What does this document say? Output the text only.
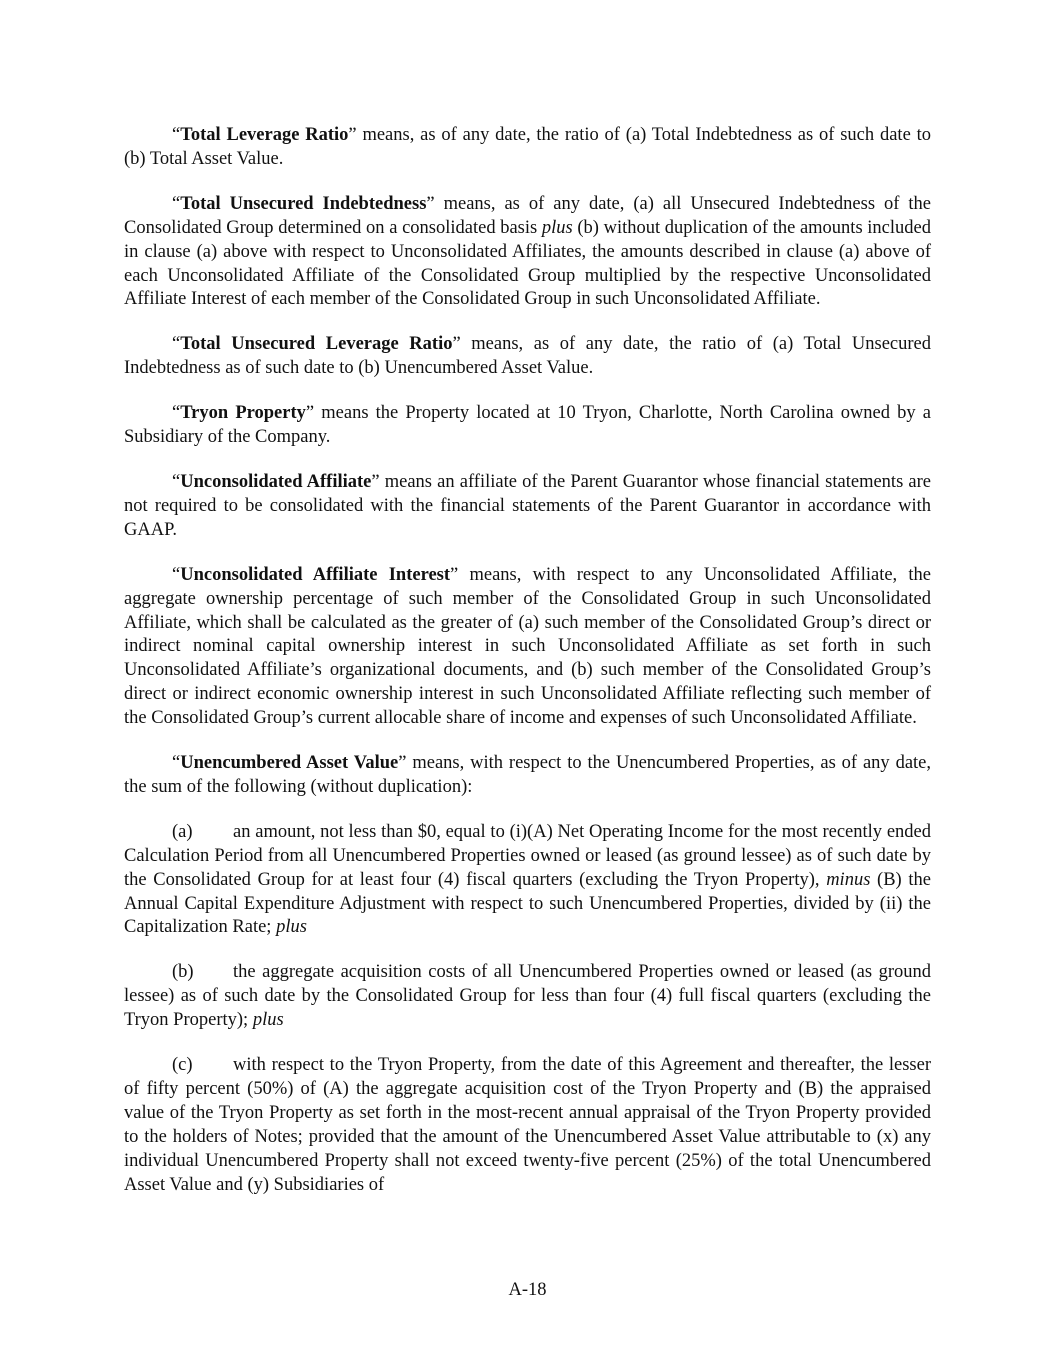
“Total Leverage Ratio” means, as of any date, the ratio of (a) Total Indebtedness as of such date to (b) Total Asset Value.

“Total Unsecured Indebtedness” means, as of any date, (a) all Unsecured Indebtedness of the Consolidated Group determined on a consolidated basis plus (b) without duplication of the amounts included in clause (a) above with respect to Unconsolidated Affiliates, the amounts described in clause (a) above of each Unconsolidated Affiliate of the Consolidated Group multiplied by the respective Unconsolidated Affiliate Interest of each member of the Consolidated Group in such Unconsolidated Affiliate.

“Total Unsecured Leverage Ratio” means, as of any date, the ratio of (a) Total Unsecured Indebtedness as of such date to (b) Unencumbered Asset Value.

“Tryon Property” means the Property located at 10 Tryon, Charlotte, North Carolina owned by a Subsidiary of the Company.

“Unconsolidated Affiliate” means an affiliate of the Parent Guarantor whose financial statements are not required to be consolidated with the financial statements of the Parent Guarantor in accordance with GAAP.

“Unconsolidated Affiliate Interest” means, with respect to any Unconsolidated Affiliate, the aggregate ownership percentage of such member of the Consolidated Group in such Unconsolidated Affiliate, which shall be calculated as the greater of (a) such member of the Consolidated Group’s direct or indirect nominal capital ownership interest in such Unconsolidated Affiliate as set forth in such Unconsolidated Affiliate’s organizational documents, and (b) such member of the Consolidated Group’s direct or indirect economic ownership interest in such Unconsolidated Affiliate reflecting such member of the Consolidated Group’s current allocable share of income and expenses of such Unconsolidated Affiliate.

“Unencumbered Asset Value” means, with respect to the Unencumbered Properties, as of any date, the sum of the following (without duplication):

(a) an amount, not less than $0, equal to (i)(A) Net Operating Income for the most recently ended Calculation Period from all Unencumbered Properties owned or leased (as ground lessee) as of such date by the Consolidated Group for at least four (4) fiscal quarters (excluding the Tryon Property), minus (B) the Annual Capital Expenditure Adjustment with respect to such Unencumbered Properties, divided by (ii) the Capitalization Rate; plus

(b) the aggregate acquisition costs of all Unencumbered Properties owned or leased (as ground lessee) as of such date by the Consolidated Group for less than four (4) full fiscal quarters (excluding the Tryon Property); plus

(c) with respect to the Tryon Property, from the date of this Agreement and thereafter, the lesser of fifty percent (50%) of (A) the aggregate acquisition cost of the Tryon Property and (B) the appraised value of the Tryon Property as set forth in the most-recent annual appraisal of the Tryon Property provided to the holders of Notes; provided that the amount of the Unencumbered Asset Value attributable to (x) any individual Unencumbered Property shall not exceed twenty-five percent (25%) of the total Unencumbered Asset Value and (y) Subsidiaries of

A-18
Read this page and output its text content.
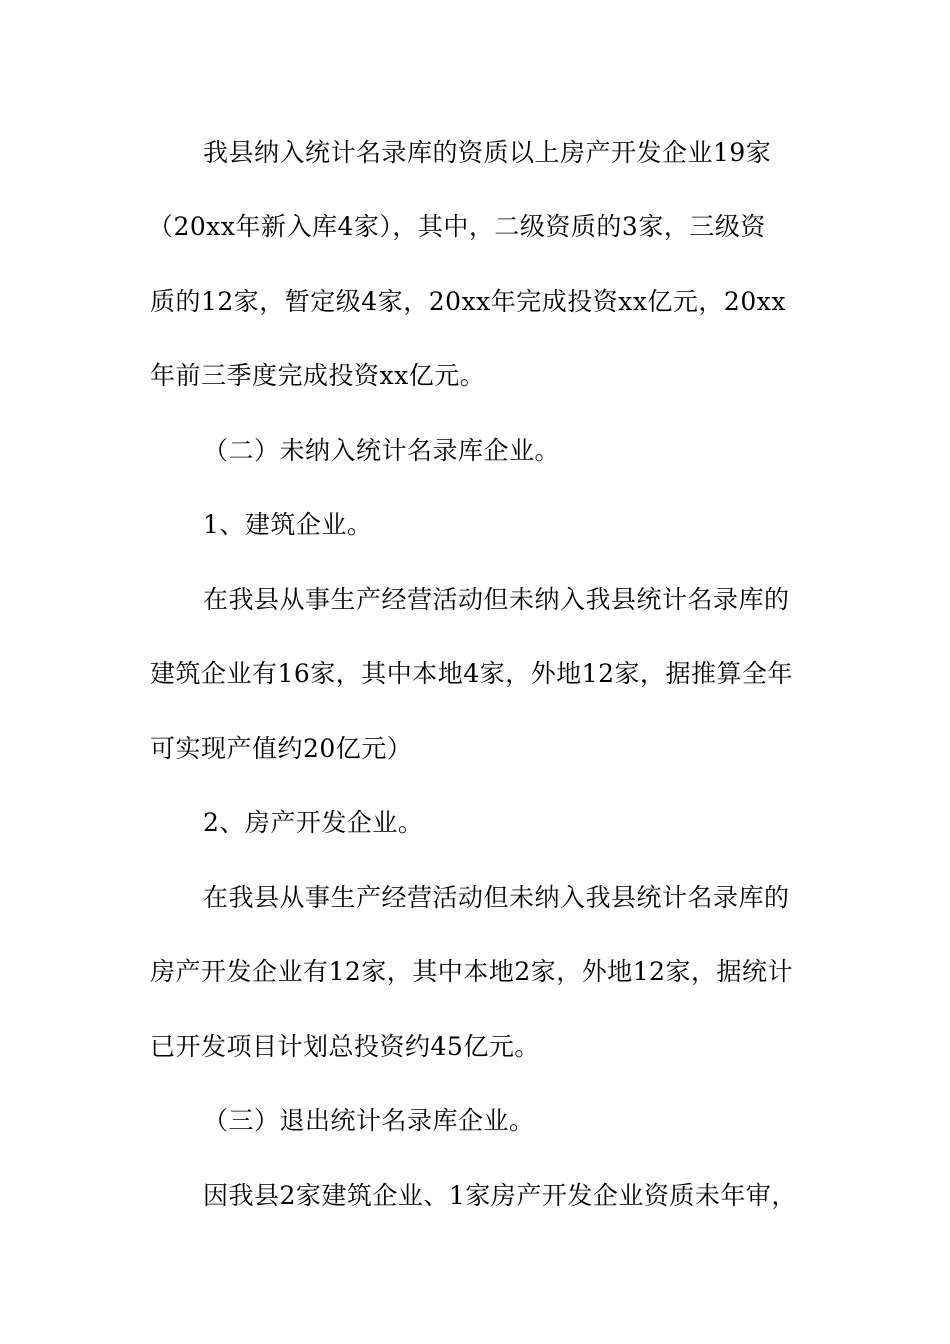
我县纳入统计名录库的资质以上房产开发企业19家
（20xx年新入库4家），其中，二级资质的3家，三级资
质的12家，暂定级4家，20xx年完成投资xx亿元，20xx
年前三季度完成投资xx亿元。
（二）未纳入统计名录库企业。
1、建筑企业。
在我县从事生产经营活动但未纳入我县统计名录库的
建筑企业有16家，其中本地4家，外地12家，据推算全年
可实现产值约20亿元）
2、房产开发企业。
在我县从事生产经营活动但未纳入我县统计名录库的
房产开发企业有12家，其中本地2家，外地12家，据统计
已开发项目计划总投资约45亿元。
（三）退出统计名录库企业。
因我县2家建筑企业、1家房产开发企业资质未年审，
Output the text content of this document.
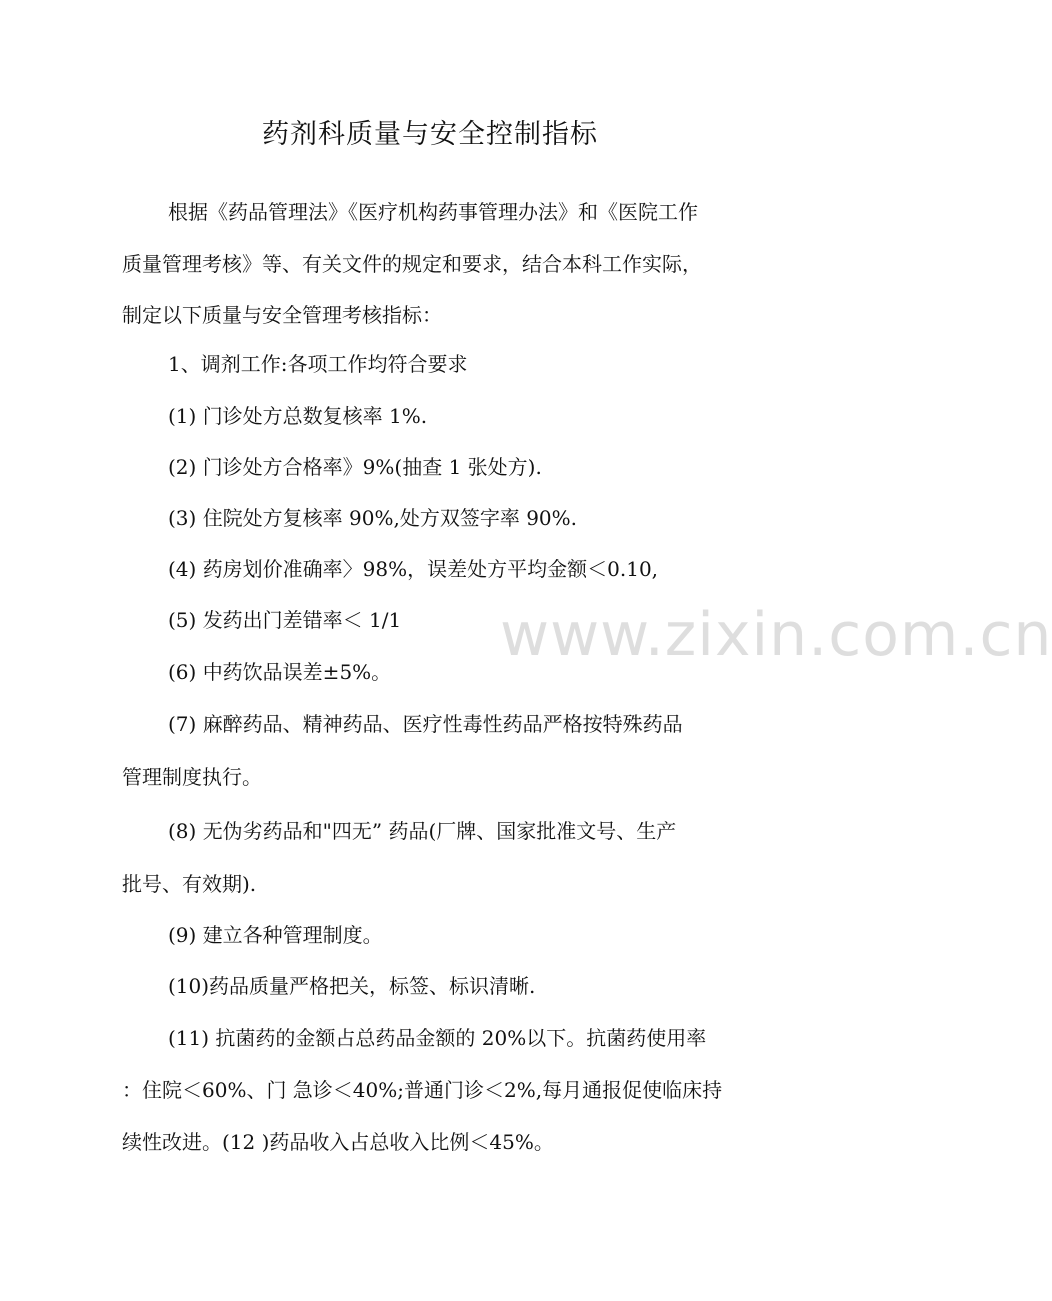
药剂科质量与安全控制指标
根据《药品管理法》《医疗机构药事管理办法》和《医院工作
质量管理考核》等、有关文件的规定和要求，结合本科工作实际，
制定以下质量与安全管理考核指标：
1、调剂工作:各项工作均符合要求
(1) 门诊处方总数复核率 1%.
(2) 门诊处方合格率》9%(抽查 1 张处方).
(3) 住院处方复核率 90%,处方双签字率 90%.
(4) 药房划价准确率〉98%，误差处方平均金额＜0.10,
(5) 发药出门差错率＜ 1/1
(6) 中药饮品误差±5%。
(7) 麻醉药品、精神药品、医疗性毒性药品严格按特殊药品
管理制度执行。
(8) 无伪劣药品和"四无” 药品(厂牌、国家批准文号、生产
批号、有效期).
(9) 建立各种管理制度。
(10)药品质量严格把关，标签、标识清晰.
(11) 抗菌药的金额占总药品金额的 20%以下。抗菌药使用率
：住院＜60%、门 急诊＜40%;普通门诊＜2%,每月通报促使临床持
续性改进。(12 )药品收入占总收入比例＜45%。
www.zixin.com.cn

◇ ◇ ◇ ◇ ◇

## What is asked
Return the whole listing, word for word, and leave out every picture.

## Task solution
What does this document say? Output the text only.
“Total Leverage Ratio” means, as of any date, the ratio of (a) Total Indebtedness as of such date to (b) Total Asset Value.

“Total Unsecured Indebtedness” means, as of any date, (a) all Unsecured Indebtedness of the Consolidated Group determined on a consolidated basis plus (b) without duplication of the amounts included in clause (a) above with respect to Unconsolidated Affiliates, the amounts described in clause (a) above of each Unconsolidated Affiliate of the Consolidated Group multiplied by the respective Unconsolidated Affiliate Interest of each member of the Consolidated Group in such Unconsolidated Affiliate.

“Total Unsecured Leverage Ratio” means, as of any date, the ratio of (a) Total Unsecured Indebtedness as of such date to (b) Unencumbered Asset Value.

“Tryon Property” means the Property located at 10 Tryon, Charlotte, North Carolina owned by a Subsidiary of the Company.

“Unconsolidated Affiliate” means an affiliate of the Parent Guarantor whose financial statements are not required to be consolidated with the financial statements of the Parent Guarantor in accordance with GAAP.

“Unconsolidated Affiliate Interest” means, with respect to any Unconsolidated Affiliate, the aggregate ownership percentage of such member of the Consolidated Group in such Unconsolidated Affiliate, which shall be calculated as the greater of (a) such member of the Consolidated Group’s direct or indirect nominal capital ownership interest in such Unconsolidated Affiliate as set forth in such Unconsolidated Affiliate’s organizational documents, and (b) such member of the Consolidated Group’s direct or indirect economic ownership interest in such Unconsolidated Affiliate reflecting such member of the Consolidated Group’s current allocable share of income and expenses of such Unconsolidated Affiliate.

“Unencumbered Asset Value” means, with respect to the Unencumbered Properties, as of any date, the sum of the following (without duplication):

(a) an amount, not less than $0, equal to (i)(A) Net Operating Income for the most recently ended Calculation Period from all Unencumbered Properties owned or leased (as ground lessee) as of such date by the Consolidated Group for at least four (4) fiscal quarters (excluding the Tryon Property), minus (B) the Annual Capital Expenditure Adjustment with respect to such Unencumbered Properties, divided by (ii) the Capitalization Rate; plus

(b) the aggregate acquisition costs of all Unencumbered Properties owned or leased (as ground lessee) as of such date by the Consolidated Group for less than four (4) full fiscal quarters (excluding the Tryon Property); plus

(c) with respect to the Tryon Property, from the date of this Agreement and thereafter, the lesser of fifty percent (50%) of (A) the aggregate acquisition cost of the Tryon Property and (B) the appraised value of the Tryon Property as set forth in the most-recent annual appraisal of the Tryon Property provided to the holders of Notes; provided that the amount of the Unencumbered Asset Value attributable to (x) any individual Unencumbered Property shall not exceed twenty-five percent (25%) of the total Unencumbered Asset Value and (y) Subsidiaries of

A-18
Read this page and output its text content.
我县纳入统计名录库的资质以上房产开发企业19家
（20xx年新入库4家），其中，二级资质的3家，三级资
质的12家，暂定级4家，20xx年完成投资xx亿元，20xx
年前三季度完成投资xx亿元。
（二）未纳入统计名录库企业。
1、建筑企业。
在我县从事生产经营活动但未纳入我县统计名录库的
建筑企业有16家，其中本地4家，外地12家，据推算全年
可实现产值约20亿元）
2、房产开发企业。
在我县从事生产经营活动但未纳入我县统计名录库的
房产开发企业有12家，其中本地2家，外地12家，据统计
已开发项目计划总投资约45亿元。
（三）退出统计名录库企业。
因我县2家建筑企业、1家房产开发企业资质未年审，
Output the text content of this document.
药剂科质量与安全控制指标
根据《药品管理法》《医疗机构药事管理办法》和《医院工作
质量管理考核》等、有关文件的规定和要求，结合本科工作实际，
制定以下质量与安全管理考核指标：
1、调剂工作:各项工作均符合要求
(1) 门诊处方总数复核率 1%.
(2) 门诊处方合格率》9%(抽查 1 张处方).
(3) 住院处方复核率 90%,处方双签字率 90%.
(4) 药房划价准确率〉98%，误差处方平均金额＜0.10,
(5) 发药出门差错率＜ 1/1
(6) 中药饮品误差±5%。
(7) 麻醉药品、精神药品、医疗性毒性药品严格按特殊药品
管理制度执行。
(8) 无伪劣药品和"四无” 药品(厂牌、国家批准文号、生产
批号、有效期).
(9) 建立各种管理制度。
(10)药品质量严格把关，标签、标识清晰.
(11) 抗菌药的金额占总药品金额的 20%以下。抗菌药使用率
：住院＜60%、门 急诊＜40%;普通门诊＜2%,每月通报促使临床持
续性改进。(12 )药品收入占总收入比例＜45%。
www.zixin.com.cn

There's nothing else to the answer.